[Exercise]: Without the pictures, return each record as it appears.

[start Task material]

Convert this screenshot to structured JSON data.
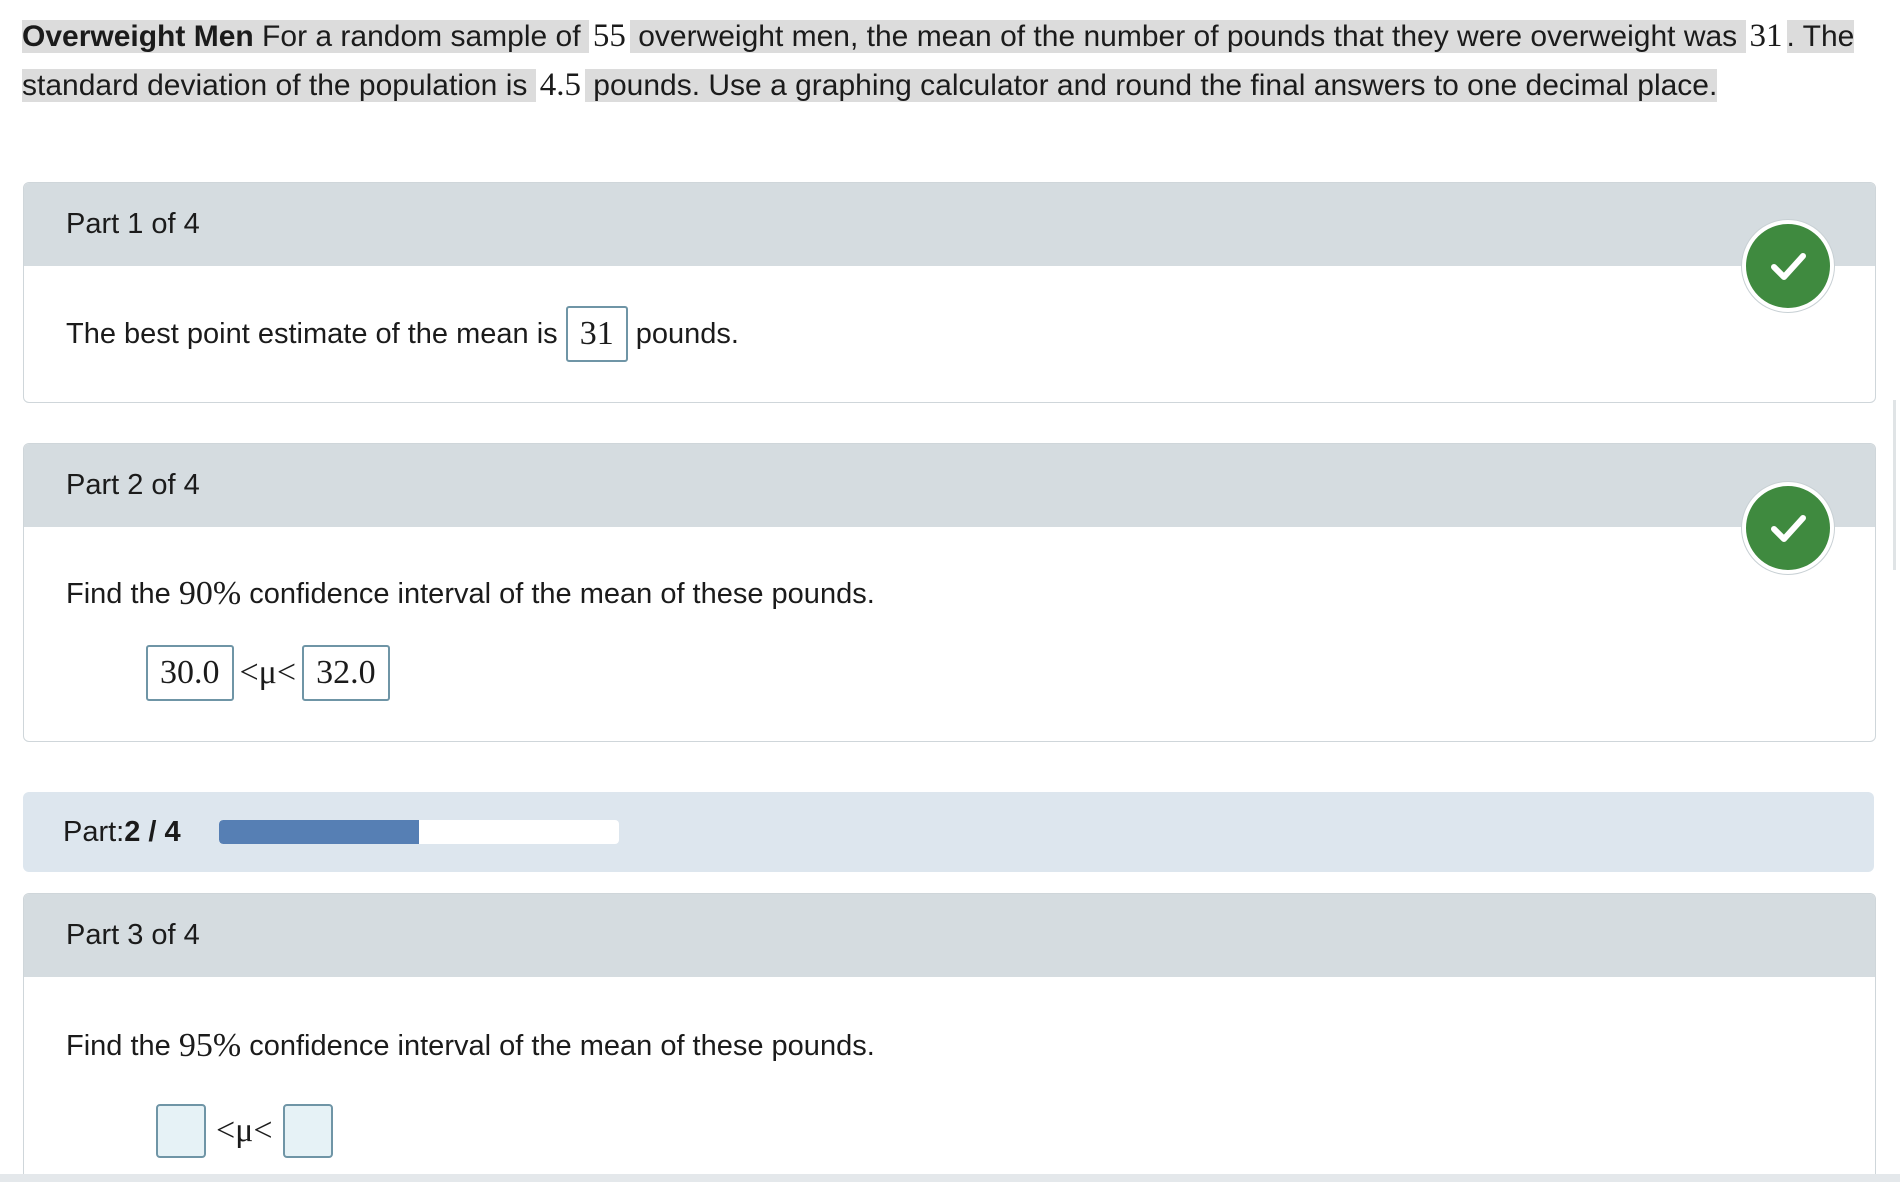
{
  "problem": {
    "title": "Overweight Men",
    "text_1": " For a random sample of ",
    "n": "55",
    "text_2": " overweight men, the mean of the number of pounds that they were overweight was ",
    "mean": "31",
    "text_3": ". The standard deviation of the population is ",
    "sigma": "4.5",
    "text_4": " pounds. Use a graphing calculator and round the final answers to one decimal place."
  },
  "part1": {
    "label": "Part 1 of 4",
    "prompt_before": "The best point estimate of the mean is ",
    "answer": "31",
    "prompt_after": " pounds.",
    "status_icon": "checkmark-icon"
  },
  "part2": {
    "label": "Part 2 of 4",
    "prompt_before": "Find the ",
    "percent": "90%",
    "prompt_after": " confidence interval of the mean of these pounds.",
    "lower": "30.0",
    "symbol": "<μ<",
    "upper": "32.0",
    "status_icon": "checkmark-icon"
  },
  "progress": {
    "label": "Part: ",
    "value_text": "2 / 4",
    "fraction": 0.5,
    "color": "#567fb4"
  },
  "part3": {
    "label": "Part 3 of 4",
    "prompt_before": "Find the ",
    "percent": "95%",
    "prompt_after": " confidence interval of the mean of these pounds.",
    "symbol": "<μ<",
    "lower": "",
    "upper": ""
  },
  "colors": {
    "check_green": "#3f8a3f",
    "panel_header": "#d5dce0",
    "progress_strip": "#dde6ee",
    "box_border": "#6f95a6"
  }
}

[end Task material]

[Solution]:
Convert this screenshot to structured JSON data.
{
  "problem": {
    "title": "Overweight Men",
    "text_1": " For a random sample of ",
    "n": "55",
    "text_2": " overweight men, the mean of the number of pounds that they were overweight was ",
    "mean": "31",
    "text_3": ". The standard deviation of the population is ",
    "sigma": "4.5",
    "text_4": " pounds. Use a graphing calculator and round the final answers to one decimal place."
  },
  "part1": {
    "label": "Part 1 of 4",
    "prompt_before": "The best point estimate of the mean is ",
    "answer": "31",
    "prompt_after": " pounds.",
    "status_icon": "checkmark-icon"
  },
  "part2": {
    "label": "Part 2 of 4",
    "prompt_before": "Find the ",
    "percent": "90%",
    "prompt_after": " confidence interval of the mean of these pounds.",
    "lower": "30.0",
    "symbol": "<μ<",
    "upper": "32.0",
    "status_icon": "checkmark-icon"
  },
  "progress": {
    "label": "Part: ",
    "value_text": "2 / 4",
    "fraction": 0.5,
    "color": "#567fb4"
  },
  "part3": {
    "label": "Part 3 of 4",
    "prompt_before": "Find the ",
    "percent": "95%",
    "prompt_after": " confidence interval of the mean of these pounds.",
    "symbol": "<μ<",
    "lower": "",
    "upper": ""
  },
  "colors": {
    "check_green": "#3f8a3f",
    "panel_header": "#d5dce0",
    "progress_strip": "#dde6ee",
    "box_border": "#6f95a6"
  }
}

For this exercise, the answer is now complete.